Collected data

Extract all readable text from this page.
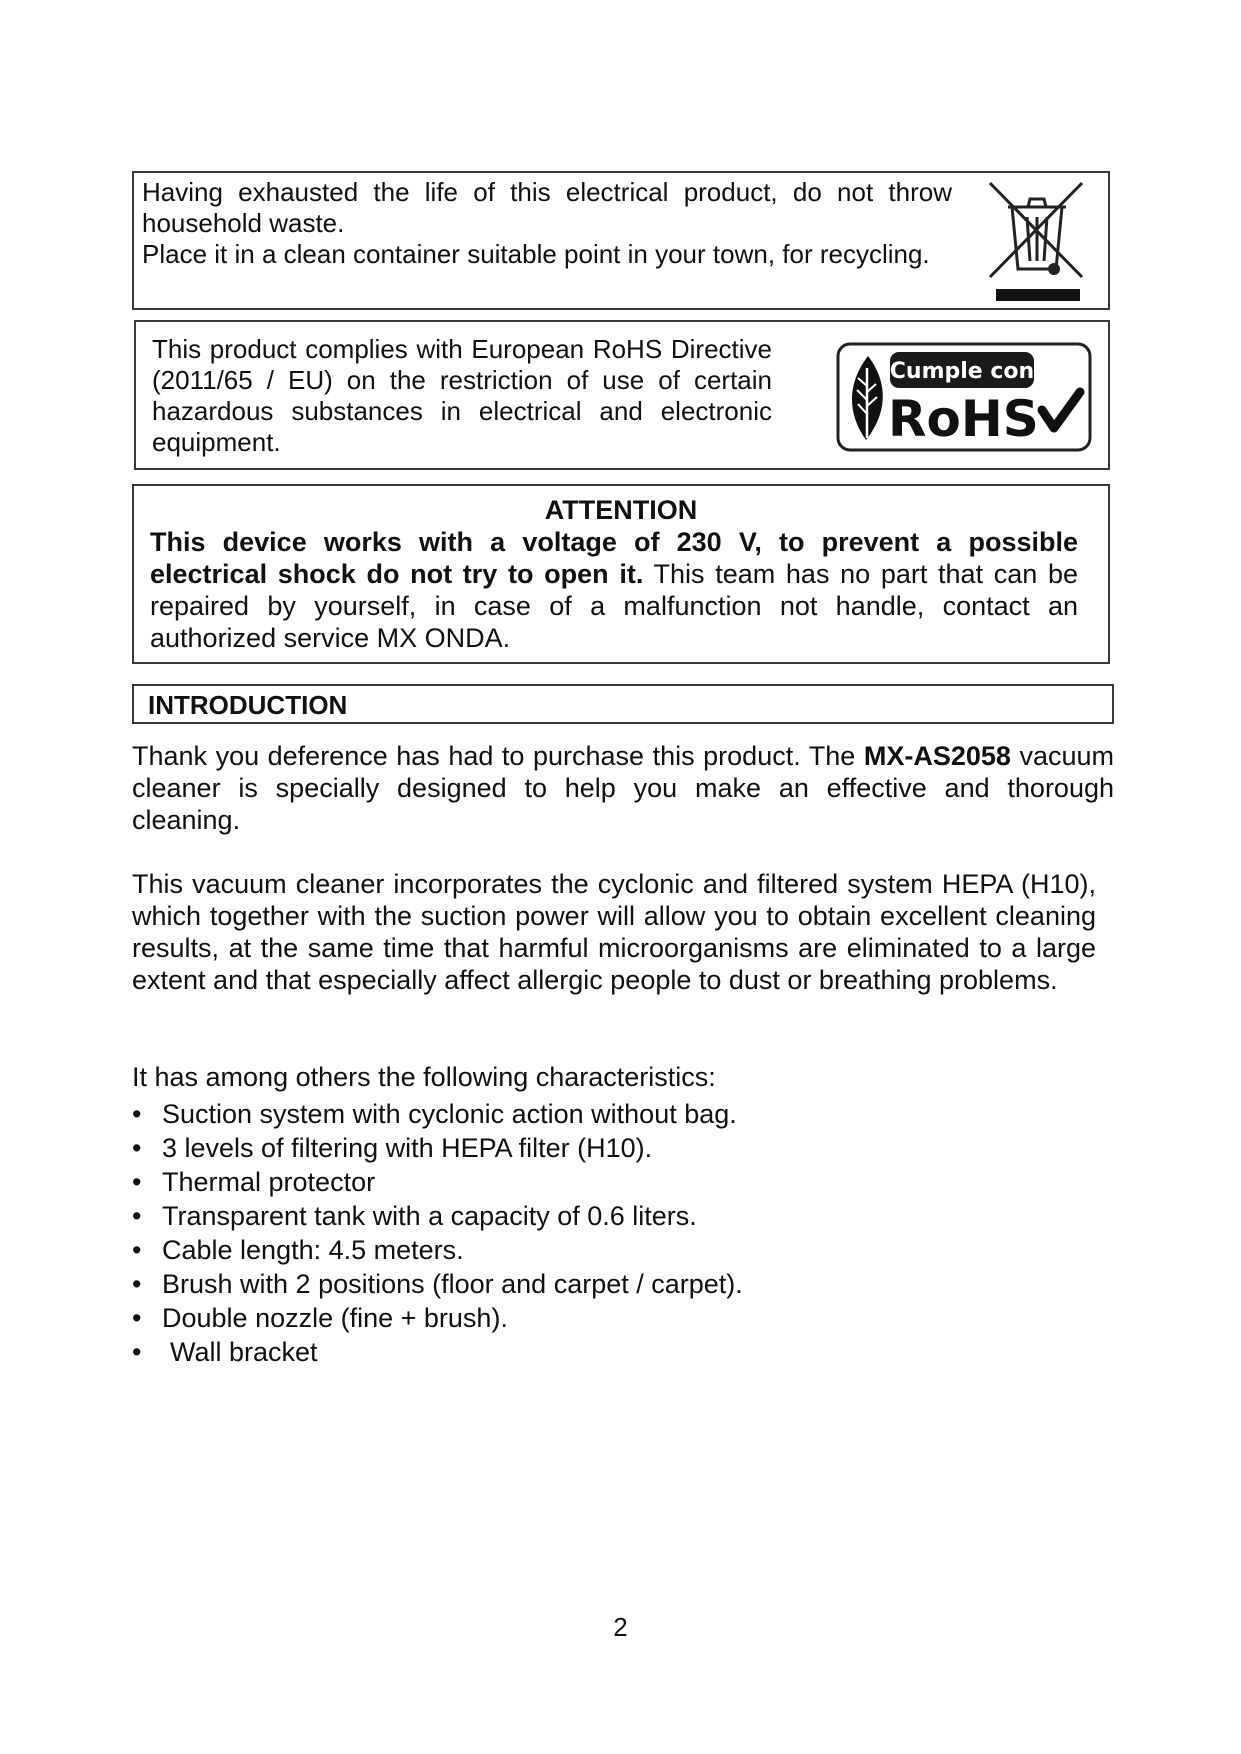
Having exhausted the life of this electrical product, do not throw household waste.

Place it in a clean container suitable point in your town, for recycling.

This product complies with European RoHS Directive (2011/65 / EU) on the restriction of use of certain hazardous substances in electrical and electronic equipment.
Cumple con
RoHS
ATTENTION
This device works with a voltage of 230 V, to prevent a possible electrical shock do not try to open it. This team has no part that can be repaired by yourself, in case of a malfunction not handle, contact an authorized service MX ONDA.
INTRODUCTION
Thank you deference has had to purchase this product. The MX-AS2058 vacuum cleaner is specially designed to help you make an effective and thorough cleaning.
This vacuum cleaner incorporates the cyclonic and filtered system HEPA (H10), which together with the suction power will allow you to obtain excellent cleaning results, at the same time that harmful microorganisms are eliminated to a large extent and that especially affect allergic people to dust or breathing problems.
It has among others the following characteristics:
• Suction system with cyclonic action without bag.
• 3 levels of filtering with HEPA filter (H10).
• Thermal protector
• Transparent tank with a capacity of 0.6 liters.
• Cable length: 4.5 meters.
• Brush with 2 positions (floor and carpet / carpet).
• Double nozzle (fine + brush).
• Wall bracket
2
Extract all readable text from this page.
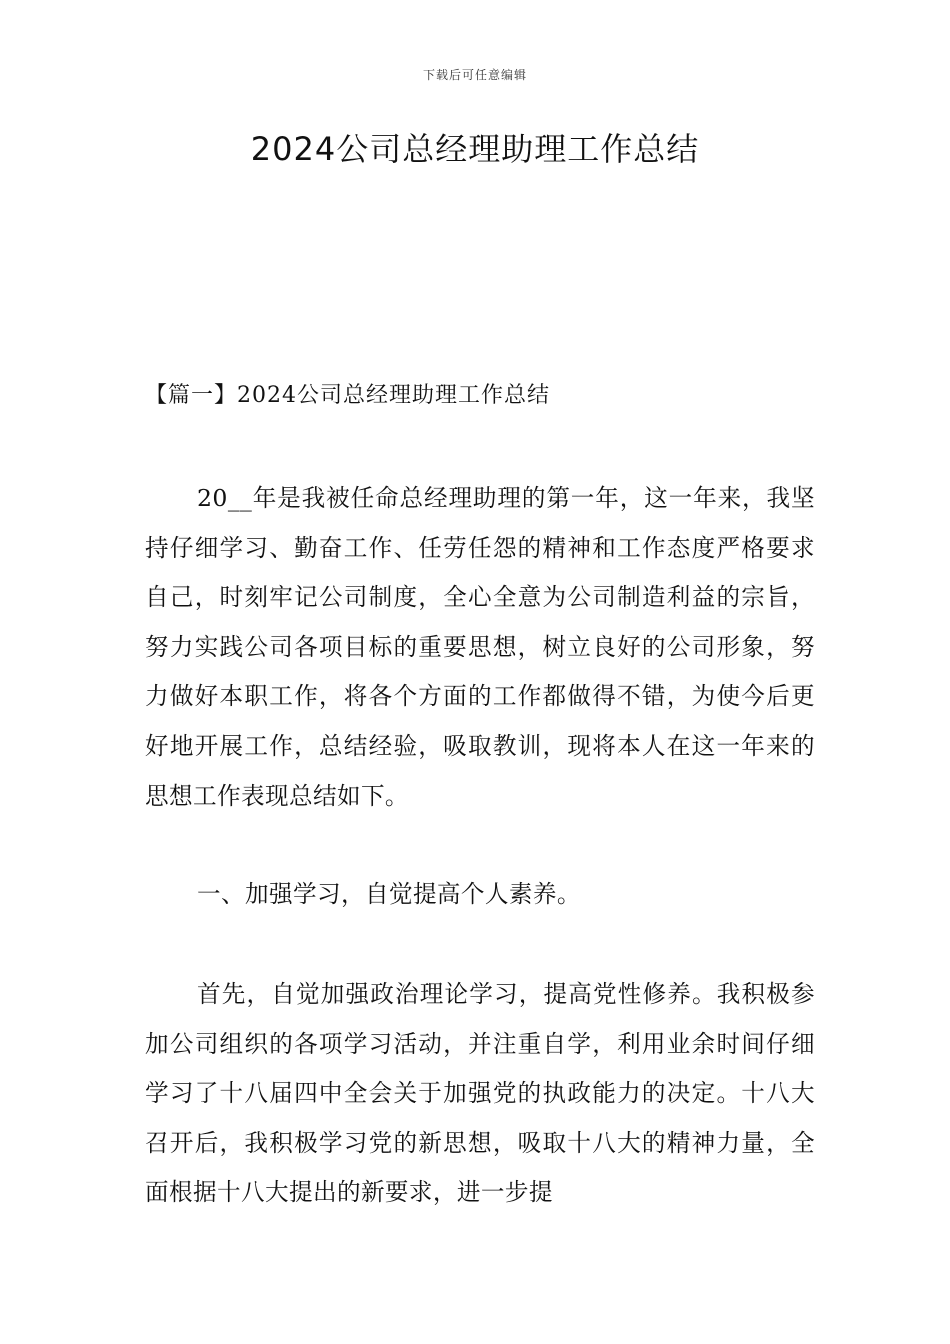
下载后可任意编辑
2024公司总经理助理工作总结
【篇一】2024公司总经理助理工作总结

20__年是我被任命总经理助理的第一年，这一年来，我坚持仔细学习、勤奋工作、任劳任怨的精神和工作态度严格要求自己，时刻牢记公司制度，全心全意为公司制造利益的宗旨，努力实践公司各项目标的重要思想，树立良好的公司形象，努力做好本职工作，将各个方面的工作都做得不错，为使今后更好地开展工作，总结经验，吸取教训，现将本人在这一年来的思想工作表现总结如下。

一、加强学习，自觉提高个人素养。

首先，自觉加强政治理论学习，提高党性修养。我积极参加公司组织的各项学习活动，并注重自学，利用业余时间仔细学习了十八届四中全会关于加强党的执政能力的决定。十八大召开后，我积极学习党的新思想，吸取十八大的精神力量，全面根据十八大提出的新要求，进一步提
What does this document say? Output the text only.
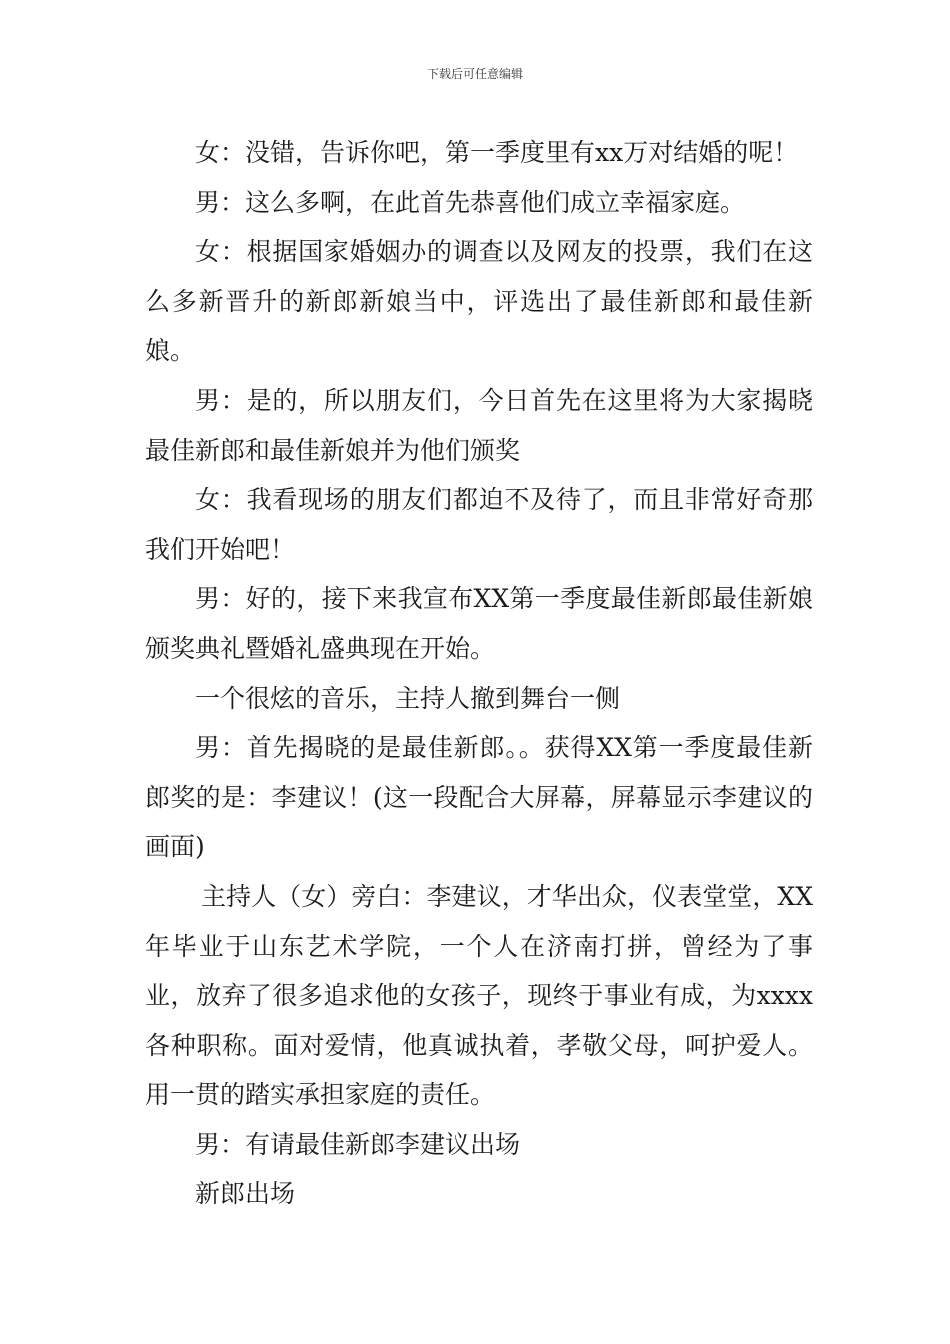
下载后可任意编辑

女：没错，告诉你吧，第一季度里有xx万对结婚的呢！

男：这么多啊，在此首先恭喜他们成立幸福家庭。

女：根据国家婚姻办的调查以及网友的投票，我们在这么多新晋升的新郎新娘当中，评选出了最佳新郎和最佳新娘。

男：是的，所以朋友们，今日首先在这里将为大家揭晓最佳新郎和最佳新娘并为他们颁奖

女：我看现场的朋友们都迫不及待了，而且非常好奇那我们开始吧！

男：好的，接下来我宣布XX第一季度最佳新郎最佳新娘颁奖典礼暨婚礼盛典现在开始。

一个很炫的音乐，主持人撤到舞台一侧

男：首先揭晓的是最佳新郎。。获得XX第一季度最佳新郎奖的是：李建议！(这一段配合大屏幕，屏幕显示李建议的画面)

主持人（女）旁白：李建议，才华出众，仪表堂堂，XX年毕业于山东艺术学院，一个人在济南打拼，曾经为了事业，放弃了很多追求他的女孩子，现终于事业有成，为xxxx各种职称。面对爱情，他真诚执着，孝敬父母，呵护爱人。用一贯的踏实承担家庭的责任。

男：有请最佳新郎李建议出场

新郎出场
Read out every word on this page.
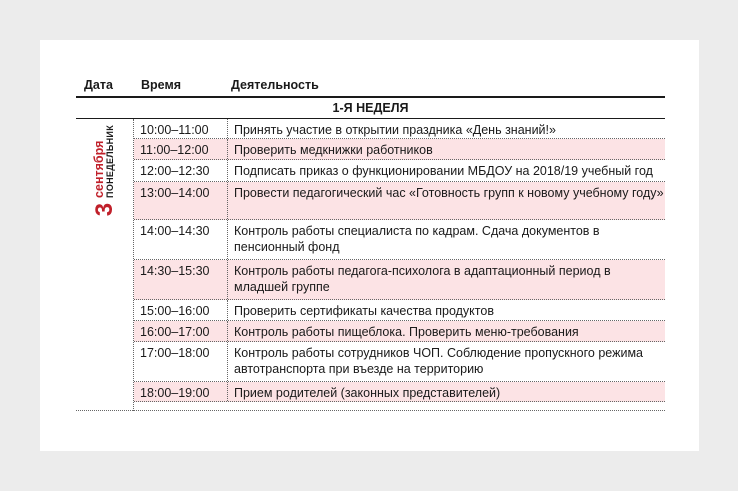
Дата Время	Деятельность
1-Я НЕДЕЛЯ
3
сентября ПОНЕДЕЛЬНИК 10:00–11:00 Принять участие в открытии праздника «День знаний!»
11:00–12:00 Проверить медкнижки работников
12:00–12:30 Подписать приказ о функционировании МБДОУ на 2018/19 учебный год
13:00–14:00 Провести педагогический час «Готовность групп к новому учебному году»
14:00–14:30 Контроль работы специалиста по кадрам. Сдача документов в пенсионный фонд
14:30–15:30 Контроль работы педагога-психолога в адаптационный период в младшей группе
15:00–16:00 Проверить сертификаты качества продуктов
16:00–17:00 Контроль работы пищеблока. Проверить меню-требования
17:00–18:00 Контроль работы сотрудников ЧОП. Соблюдение пропускного режима автотранспорта при въезде на территорию
18:00–19:00 Прием родителей (законных представителей)
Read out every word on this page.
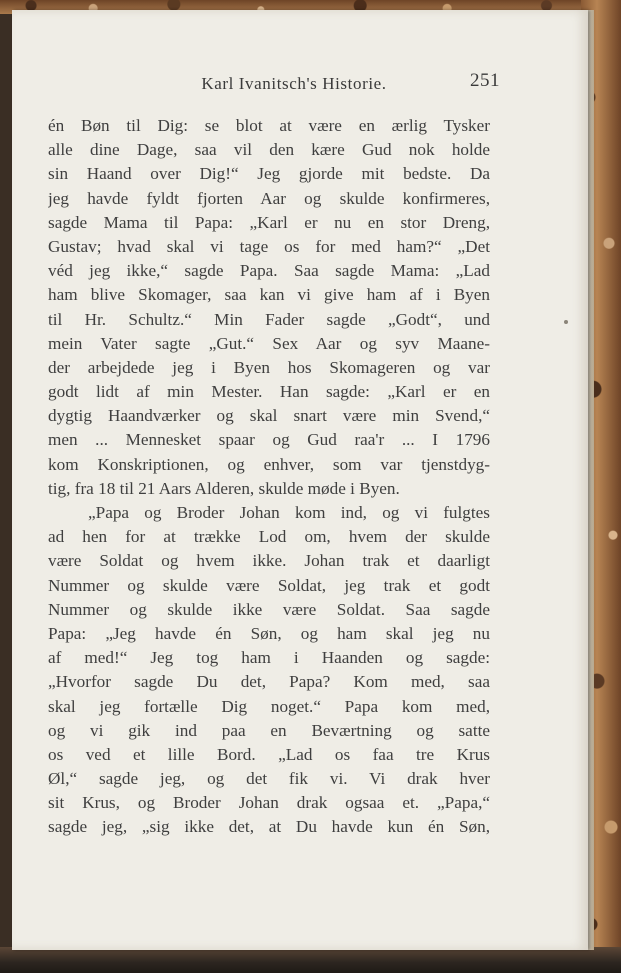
Karl Ivanitsch's Historie.	251
én Bøn til Dig: se blot at være en ærlig Tysker
alle dine Dage, saa vil den kære Gud nok holde
sin Haand over Dig!“ Jeg gjorde mit bedste. Da
jeg havde fyldt fjorten Aar og skulde konfirmeres,
sagde Mama til Papa: „Karl er nu en stor Dreng,
Gustav; hvad skal vi tage os for med ham?“ „Det
véd jeg ikke,“ sagde Papa. Saa sagde Mama: „Lad
ham blive Skomager, saa kan vi give ham af i Byen
til Hr. Schultz.“ Min Fader sagde „Godt“, und
mein Vater sagte „Gut.“ Sex Aar og syv Maane-
der arbejdede jeg i Byen hos Skomageren og var
godt lidt af min Mester. Han sagde: „Karl er en
dygtig Haandværker og skal snart være min Svend,“
men ... Mennesket spaar og Gud raa'r ... I 1796
kom Konskriptionen, og enhver, som var tjenstdyg-
tig, fra 18 til 21 Aars Alderen, skulde møde i Byen.
„Papa og Broder Johan kom ind, og vi fulgtes
ad hen for at trække Lod om, hvem der skulde
være Soldat og hvem ikke. Johan trak et daarligt
Nummer og skulde være Soldat, jeg trak et godt
Nummer og skulde ikke være Soldat. Saa sagde
Papa: „Jeg havde én Søn, og ham skal jeg nu
af med!“ Jeg tog ham i Haanden og sagde:
„Hvorfor sagde Du det, Papa? Kom med, saa
skal jeg fortælle Dig noget.“ Papa kom med,
og vi gik ind paa en Beværtning og satte
os ved et lille Bord. „Lad os faa tre Krus
Øl,“ sagde jeg, og det fik vi. Vi drak hver
sit Krus, og Broder Johan drak ogsaa et. „Papa,“
sagde jeg, „sig ikke det, at Du havde kun én Søn,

THE TASK: Set each line of the records down exactly, leaving every picture out.

SOLUTION BELOW:
Extract all readable text from this page.
Having exhausted the life of this electrical product, do not throw household waste.

Place it in a clean container suitable point in your town, for recycling.

This product complies with European RoHS Directive (2011/65 / EU) on the restriction of use of certain hazardous substances in electrical and electronic equipment.
Cumple con
RoHS
ATTENTION
This device works with a voltage of 230 V, to prevent a possible electrical shock do not try to open it. This team has no part that can be repaired by yourself, in case of a malfunction not handle, contact an authorized service MX ONDA.
INTRODUCTION
Thank you deference has had to purchase this product. The MX-AS2058 vacuum cleaner is specially designed to help you make an effective and thorough cleaning.
This vacuum cleaner incorporates the cyclonic and filtered system HEPA (H10), which together with the suction power will allow you to obtain excellent cleaning results, at the same time that harmful microorganisms are eliminated to a large extent and that especially affect allergic people to dust or breathing problems.
It has among others the following characteristics:
• Suction system with cyclonic action without bag.
• 3 levels of filtering with HEPA filter (H10).
• Thermal protector
• Transparent tank with a capacity of 0.6 liters.
• Cable length: 4.5 meters.
• Brush with 2 positions (floor and carpet / carpet).
• Double nozzle (fine + brush).
• Wall bracket
2
Extract all readable text from this page.
下载后可任意编辑
2024公司总经理助理工作总结
【篇一】2024公司总经理助理工作总结

20__年是我被任命总经理助理的第一年，这一年来，我坚持仔细学习、勤奋工作、任劳任怨的精神和工作态度严格要求自己，时刻牢记公司制度，全心全意为公司制造利益的宗旨，努力实践公司各项目标的重要思想，树立良好的公司形象，努力做好本职工作，将各个方面的工作都做得不错，为使今后更好地开展工作，总结经验，吸取教训，现将本人在这一年来的思想工作表现总结如下。

一、加强学习，自觉提高个人素养。

首先，自觉加强政治理论学习，提高党性修养。我积极参加公司组织的各项学习活动，并注重自学，利用业余时间仔细学习了十八届四中全会关于加强党的执政能力的决定。十八大召开后，我积极学习党的新思想，吸取十八大的精神力量，全面根据十八大提出的新要求，进一步提
What does this document say? Output the text only.
下载后可任意编辑

女：没错，告诉你吧，第一季度里有xx万对结婚的呢！

男：这么多啊，在此首先恭喜他们成立幸福家庭。

女：根据国家婚姻办的调查以及网友的投票，我们在这么多新晋升的新郎新娘当中，评选出了最佳新郎和最佳新娘。

男：是的，所以朋友们，今日首先在这里将为大家揭晓最佳新郎和最佳新娘并为他们颁奖

女：我看现场的朋友们都迫不及待了，而且非常好奇那我们开始吧！

男：好的，接下来我宣布XX第一季度最佳新郎最佳新娘颁奖典礼暨婚礼盛典现在开始。

一个很炫的音乐，主持人撤到舞台一侧

男：首先揭晓的是最佳新郎。。获得XX第一季度最佳新郎奖的是：李建议！(这一段配合大屏幕，屏幕显示李建议的画面)

主持人（女）旁白：李建议，才华出众，仪表堂堂，XX年毕业于山东艺术学院，一个人在济南打拼，曾经为了事业，放弃了很多追求他的女孩子，现终于事业有成，为xxxx各种职称。面对爱情，他真诚执着，孝敬父母，呵护爱人。用一贯的踏实承担家庭的责任。

男：有请最佳新郎李建议出场

新郎出场
Read out every word on this page.
Дата Время	Деятельность
1-Я НЕДЕЛЯ
3
сентября ПОНЕДЕЛЬНИК 10:00–11:00 Принять участие в открытии праздника «День знаний!»
11:00–12:00 Проверить медкнижки работников
12:00–12:30 Подписать приказ о функционировании МБДОУ на 2018/19 учебный год
13:00–14:00 Провести педагогический час «Готовность групп к новому учебному году»
14:00–14:30 Контроль работы специалиста по кадрам. Сдача документов в пенсионный фонд
14:30–15:30 Контроль работы педагога-психолога в адаптационный период в младшей группе
15:00–16:00 Проверить сертификаты качества продуктов
16:00–17:00 Контроль работы пищеблока. Проверить меню-требования
17:00–18:00 Контроль работы сотрудников ЧОП. Соблюдение пропускного режима автотранспорта при въезде на территорию
18:00–19:00 Прием родителей (законных представителей)
Read out every word on this page.
Karl Ivanitsch's Historie.	251
én Bøn til Dig: se blot at være en ærlig Tysker
alle dine Dage, saa vil den kære Gud nok holde
sin Haand over Dig!“ Jeg gjorde mit bedste. Da
jeg havde fyldt fjorten Aar og skulde konfirmeres,
sagde Mama til Papa: „Karl er nu en stor Dreng,
Gustav; hvad skal vi tage os for med ham?“ „Det
véd jeg ikke,“ sagde Papa. Saa sagde Mama: „Lad
ham blive Skomager, saa kan vi give ham af i Byen
til Hr. Schultz.“ Min Fader sagde „Godt“, und
mein Vater sagte „Gut.“ Sex Aar og syv Maane-
der arbejdede jeg i Byen hos Skomageren og var
godt lidt af min Mester. Han sagde: „Karl er en
dygtig Haandværker og skal snart være min Svend,“
men ... Mennesket spaar og Gud raa'r ... I 1796
kom Konskriptionen, og enhver, som var tjenstdyg-
tig, fra 18 til 21 Aars Alderen, skulde møde i Byen.
„Papa og Broder Johan kom ind, og vi fulgtes
ad hen for at trække Lod om, hvem der skulde
være Soldat og hvem ikke. Johan trak et daarligt
Nummer og skulde være Soldat, jeg trak et godt
Nummer og skulde ikke være Soldat. Saa sagde
Papa: „Jeg havde én Søn, og ham skal jeg nu
af med!“ Jeg tog ham i Haanden og sagde:
„Hvorfor sagde Du det, Papa? Kom med, saa
skal jeg fortælle Dig noget.“ Papa kom med,
og vi gik ind paa en Beværtning og satte
os ved et lille Bord. „Lad os faa tre Krus
Øl,“ sagde jeg, og det fik vi. Vi drak hver
sit Krus, og Broder Johan drak ogsaa et. „Papa,“
sagde jeg, „sig ikke det, at Du havde kun én Søn,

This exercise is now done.